• Exercise goal:
Reproduce the records below in full and without edits, omitting images.

Saved data entries:
+ + +

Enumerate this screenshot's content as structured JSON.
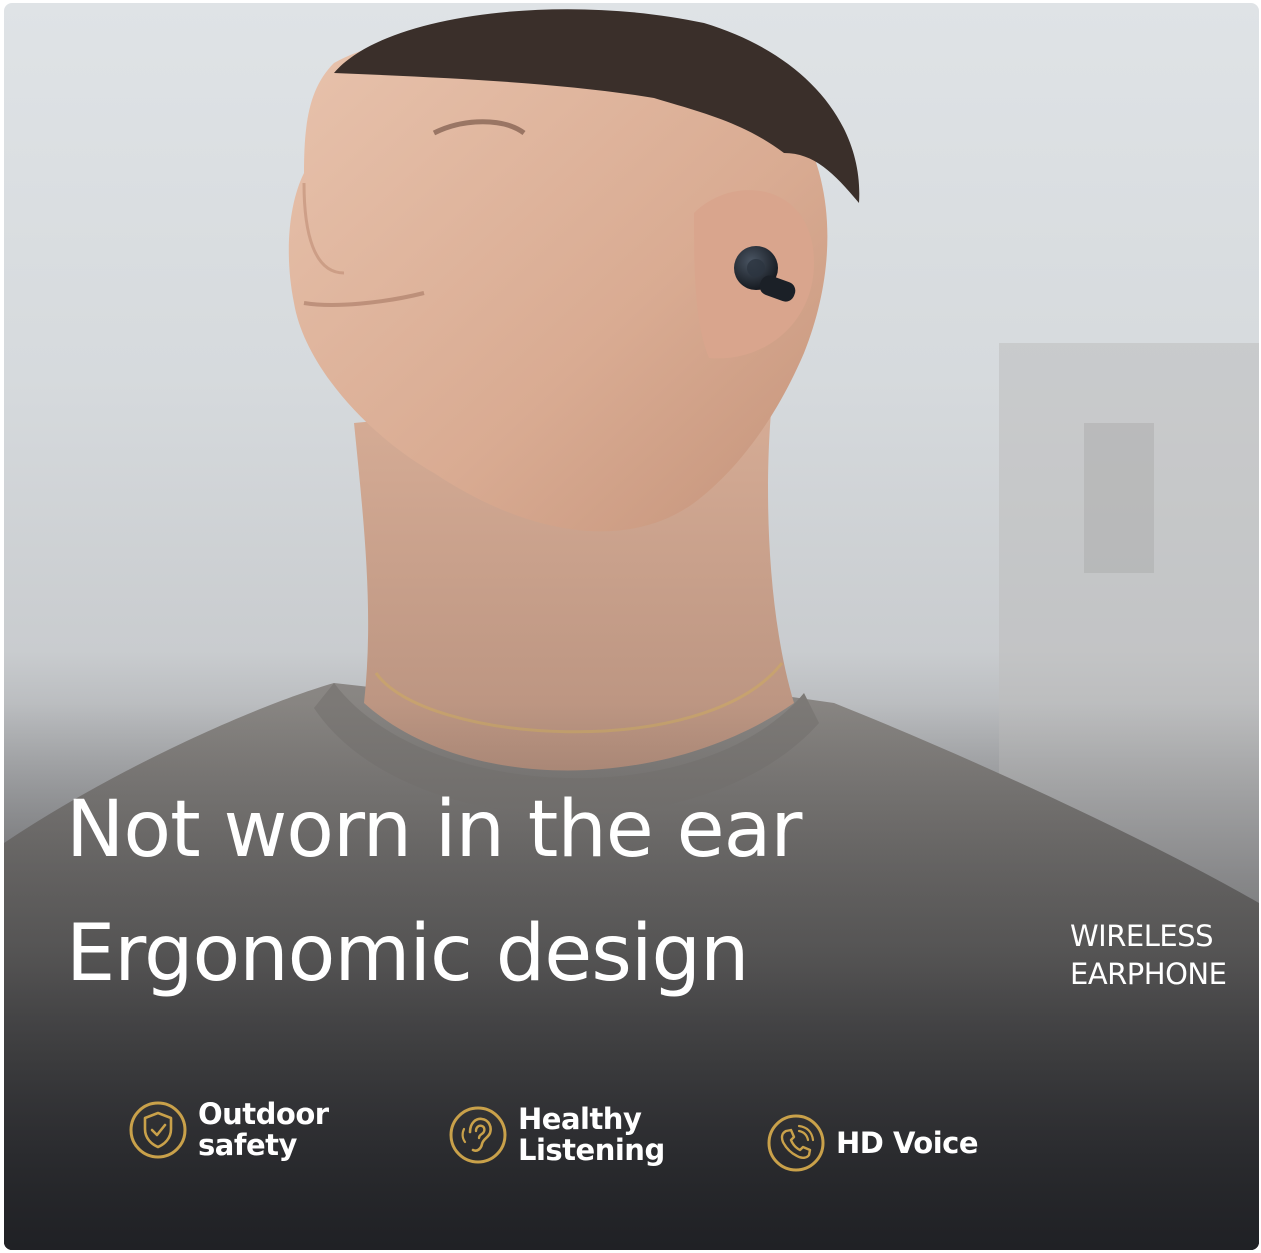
{
  "headline": {
    "line1": "Not worn in the ear",
    "line2": "Ergonomic design"
  },
  "side_label": {
    "line1": "WIRELESS",
    "line2": "EARPHONE"
  },
  "features": [
    {
      "line1": "Outdoor",
      "line2": "safety",
      "icon": "shield-check-icon"
    },
    {
      "line1": "Healthy",
      "line2": "Listening",
      "icon": "ear-icon"
    },
    {
      "line1": "HD Voice",
      "icon": "phone-icon"
    }
  ],
  "colors": {
    "accent_gold": "#c9a14a",
    "text": "#ffffff",
    "background_light": "#dfe3e6",
    "background_dark": "#2b2c30"
  }
}
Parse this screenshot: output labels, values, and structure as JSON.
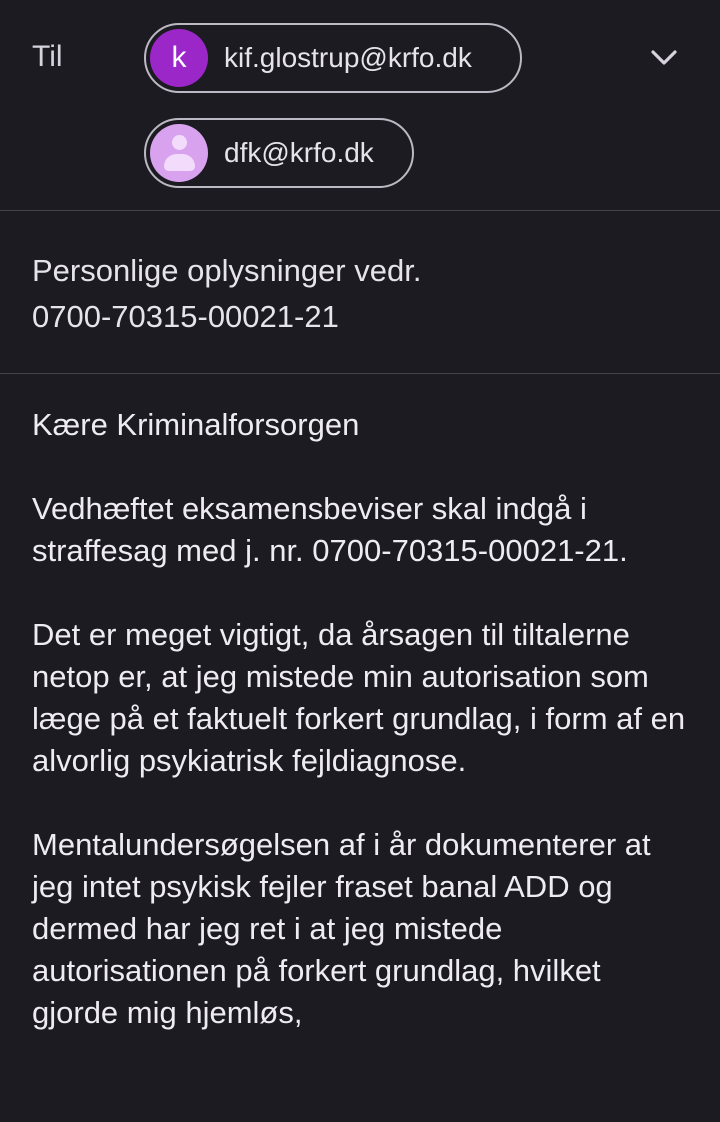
{
  "header": {
    "to_label": "Til",
    "recipients": [
      {
        "avatar_letter": "k",
        "email": "kif.glostrup@krfo.dk",
        "avatar_color": "#9c27c9"
      },
      {
        "avatar_letter": "",
        "email": "dfk@krfo.dk",
        "avatar_color": "#d9a2ee",
        "avatar_icon": "person-icon"
      }
    ],
    "expand_icon": "chevron-down-icon"
  },
  "subject": {
    "line1": "Personlige oplysninger vedr.",
    "line2": "0700-70315-00021-21"
  },
  "body": {
    "greeting": "Kære Kriminalforsorgen",
    "paragraphs": [
      "Vedhæftet eksamensbeviser skal indgå i straffesag med j. nr. 0700-70315-00021-21.",
      "Det er meget vigtigt, da årsagen til tiltalerne netop er, at jeg mistede min autorisation som læge på et faktuelt forkert grundlag, i form af en alvorlig psykiatrisk fejldiagnose.",
      "Mentalundersøgelsen af i år dokumenterer at jeg intet psykisk fejler fraset banal ADD og dermed har jeg ret i at jeg mistede autorisationen på forkert grundlag, hvilket gjorde mig hjemløs,"
    ]
  },
  "colors": {
    "background": "#1c1b22",
    "text": "#e6e3ea",
    "divider": "#45434b",
    "chip_border": "#bdb9c4"
  }
}
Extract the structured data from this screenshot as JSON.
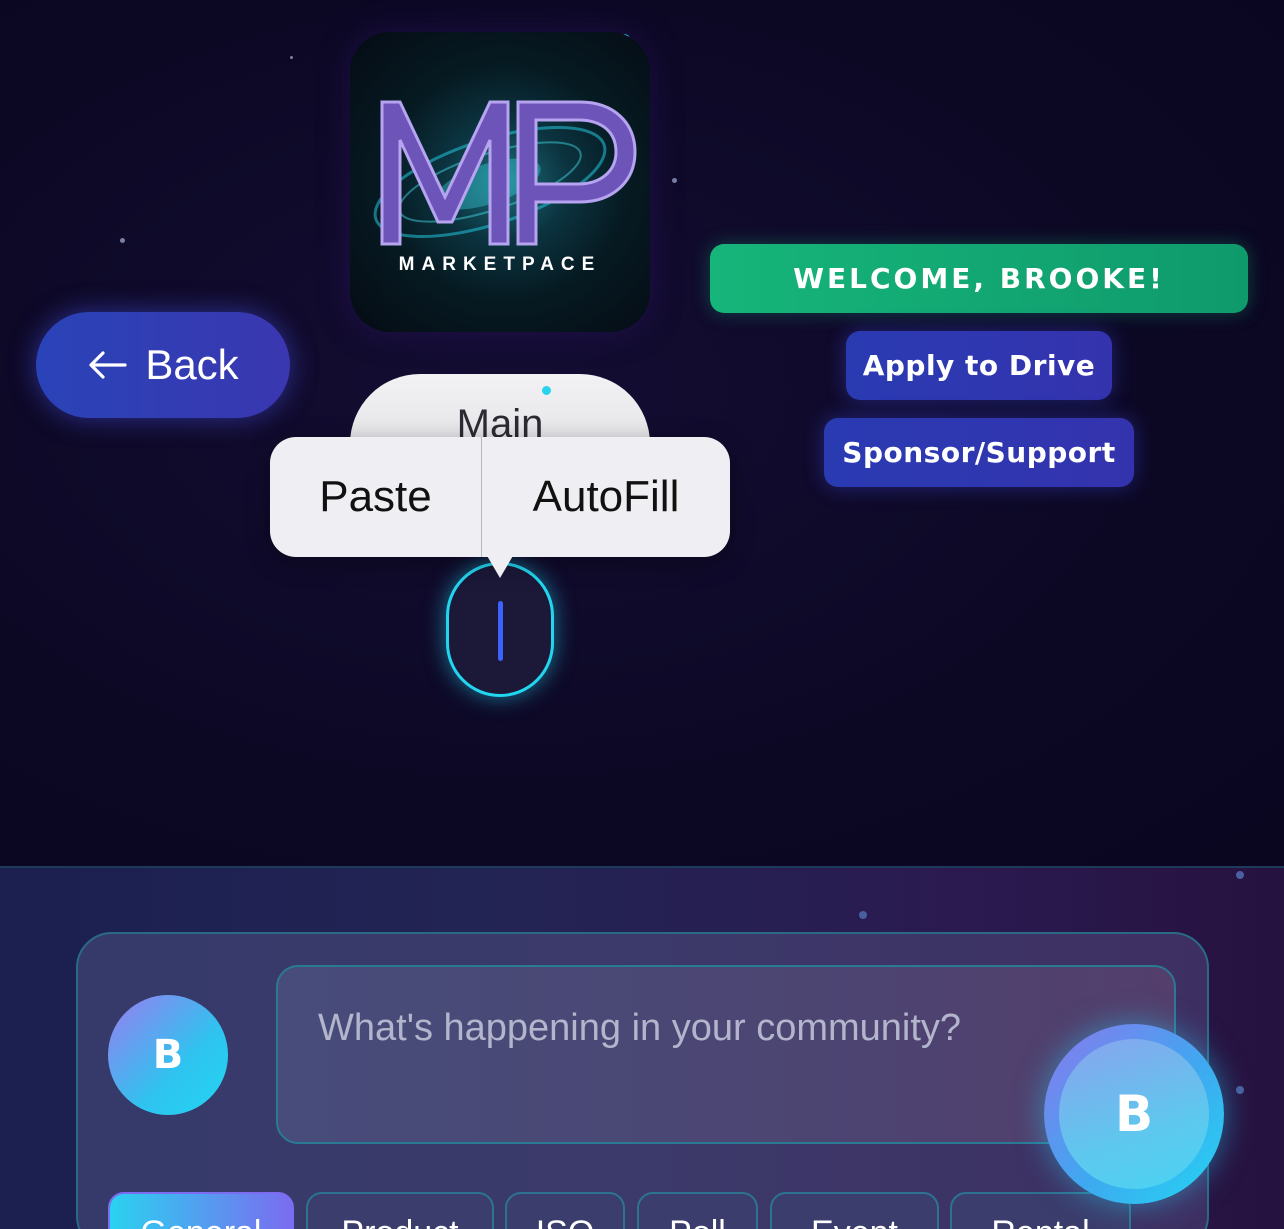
{
  "header": {
    "logo_text": "MARKETPACE",
    "back_label": "Back",
    "welcome_label": "WELCOME, BROOKE!",
    "apply_label": "Apply to Drive",
    "sponsor_label": "Sponsor/Support"
  },
  "main_tab": {
    "label": "Main"
  },
  "edit_menu": {
    "items": [
      "Paste",
      "AutoFill"
    ]
  },
  "composer": {
    "avatar_initial": "B",
    "placeholder": "What's happening in your community?",
    "categories": [
      "General",
      "Product",
      "ISO",
      "Poll",
      "Event",
      "Rental"
    ],
    "active_category": "General"
  },
  "fab": {
    "initial": "B"
  },
  "colors": {
    "background": "#0c0824",
    "welcome_green": "#16b57a",
    "button_blue": "#2a3bb2",
    "accent_cyan": "#22d6ef"
  },
  "icons": [
    "arrow-left-icon",
    "text-caret-icon"
  ]
}
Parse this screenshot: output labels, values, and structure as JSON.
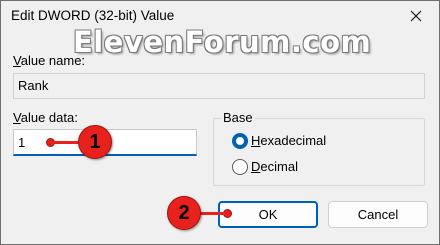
{
  "dialog": {
    "title": "Edit DWORD (32-bit) Value",
    "close_icon": "close-x-icon"
  },
  "watermark": {
    "text": "ElevenForum.com"
  },
  "value_name": {
    "label_accel": "V",
    "label_rest": "alue name:",
    "value": "Rank"
  },
  "value_data": {
    "label_accel": "V",
    "label_rest": "alue data:",
    "value": "1"
  },
  "base": {
    "legend": "Base",
    "options": [
      {
        "accel": "H",
        "rest": "exadecimal",
        "checked": true
      },
      {
        "accel": "D",
        "rest": "ecimal",
        "checked": false
      }
    ]
  },
  "buttons": {
    "ok": "OK",
    "cancel": "Cancel"
  },
  "markers": {
    "first": "1",
    "second": "2"
  },
  "colors": {
    "accent": "#005fb8",
    "marker": "#e8211d"
  }
}
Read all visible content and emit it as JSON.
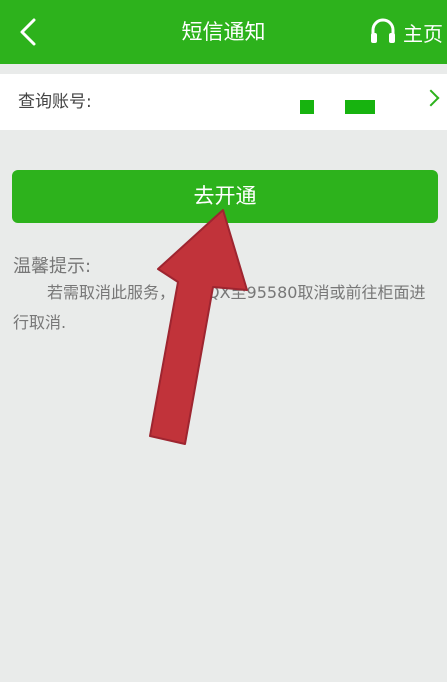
{
  "header": {
    "title": "短信通知",
    "home_label": "主页",
    "back_icon": "chevron-left-icon",
    "home_icon": "headset-icon"
  },
  "account": {
    "label": "查询账号:"
  },
  "open_button": {
    "label": "去开通"
  },
  "tip": {
    "title": "温馨提示:",
    "text": "若需取消此服务，编辑QX至95580取消或前往柜面进行取消."
  },
  "colors": {
    "header_green": "#2db21c",
    "page_background": "#e9ebea",
    "arrow_red": "#c1333a",
    "mask_green": "#17b30f"
  }
}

+ + +

• Completed task:
Enumerate this screenshot's content as structured JSON.
{
  "headline": {
    "line1": "Not worn in the ear",
    "line2": "Ergonomic design"
  },
  "side_label": {
    "line1": "WIRELESS",
    "line2": "EARPHONE"
  },
  "features": [
    {
      "line1": "Outdoor",
      "line2": "safety",
      "icon": "shield-check-icon"
    },
    {
      "line1": "Healthy",
      "line2": "Listening",
      "icon": "ear-icon"
    },
    {
      "line1": "HD Voice",
      "icon": "phone-icon"
    }
  ],
  "colors": {
    "accent_gold": "#c9a14a",
    "text": "#ffffff",
    "background_light": "#dfe3e6",
    "background_dark": "#2b2c30"
  }
}
Parse this screenshot: output labels, values, and structure as JSON.
{
  "header": {
    "to_label": "Til",
    "recipients": [
      {
        "avatar_letter": "k",
        "email": "kif.glostrup@krfo.dk",
        "avatar_color": "#9c27c9"
      },
      {
        "avatar_letter": "",
        "email": "dfk@krfo.dk",
        "avatar_color": "#d9a2ee",
        "avatar_icon": "person-icon"
      }
    ],
    "expand_icon": "chevron-down-icon"
  },
  "subject": {
    "line1": "Personlige oplysninger vedr.",
    "line2": "0700-70315-00021-21"
  },
  "body": {
    "greeting": "Kære Kriminalforsorgen",
    "paragraphs": [
      "Vedhæftet eksamensbeviser skal indgå i straffesag med j. nr. 0700-70315-00021-21.",
      "Det er meget vigtigt, da årsagen til tiltalerne netop er, at jeg mistede min autorisation som læge på et faktuelt forkert grundlag, i form af en alvorlig psykiatrisk fejldiagnose.",
      "Mentalundersøgelsen af i år dokumenterer at jeg intet psykisk fejler fraset banal ADD og dermed har jeg ret i at jeg mistede autorisationen på forkert grundlag, hvilket gjorde mig hjemløs,"
    ]
  },
  "colors": {
    "background": "#1c1b22",
    "text": "#e6e3ea",
    "divider": "#45434b",
    "chip_border": "#bdb9c4"
  }
}
Extract the structured data from this screenshot as JSON.
{
  "header": {
    "logo_text": "MARKETPACE",
    "back_label": "Back",
    "welcome_label": "WELCOME, BROOKE!",
    "apply_label": "Apply to Drive",
    "sponsor_label": "Sponsor/Support"
  },
  "main_tab": {
    "label": "Main"
  },
  "edit_menu": {
    "items": [
      "Paste",
      "AutoFill"
    ]
  },
  "composer": {
    "avatar_initial": "B",
    "placeholder": "What's happening in your community?",
    "categories": [
      "General",
      "Product",
      "ISO",
      "Poll",
      "Event",
      "Rental"
    ],
    "active_category": "General"
  },
  "fab": {
    "initial": "B"
  },
  "colors": {
    "background": "#0c0824",
    "welcome_green": "#16b57a",
    "button_blue": "#2a3bb2",
    "accent_cyan": "#22d6ef"
  },
  "icons": [
    "arrow-left-icon",
    "text-caret-icon"
  ]
}
Parse this screenshot: output labels, values, and structure as JSON.
{
  "dialog": {
    "title": "Edit DWORD (32-bit) Value",
    "close_icon": "close-x-icon"
  },
  "watermark": {
    "text": "ElevenForum.com"
  },
  "value_name": {
    "label_accel": "V",
    "label_rest": "alue name:",
    "value": "Rank"
  },
  "value_data": {
    "label_accel": "V",
    "label_rest": "alue data:",
    "value": "1"
  },
  "base": {
    "legend": "Base",
    "options": [
      {
        "accel": "H",
        "rest": "exadecimal",
        "checked": true
      },
      {
        "accel": "D",
        "rest": "ecimal",
        "checked": false
      }
    ]
  },
  "buttons": {
    "ok": "OK",
    "cancel": "Cancel"
  },
  "markers": {
    "first": "1",
    "second": "2"
  },
  "colors": {
    "accent": "#005fb8",
    "marker": "#e8211d"
  }
}
Read all visible content and emit it as JSON.
{
  "header": {
    "title": "短信通知",
    "home_label": "主页",
    "back_icon": "chevron-left-icon",
    "home_icon": "headset-icon"
  },
  "account": {
    "label": "查询账号:"
  },
  "open_button": {
    "label": "去开通"
  },
  "tip": {
    "title": "温馨提示:",
    "text": "若需取消此服务，编辑QX至95580取消或前往柜面进行取消."
  },
  "colors": {
    "header_green": "#2db21c",
    "page_background": "#e9ebea",
    "arrow_red": "#c1333a",
    "mask_green": "#17b30f"
  }
}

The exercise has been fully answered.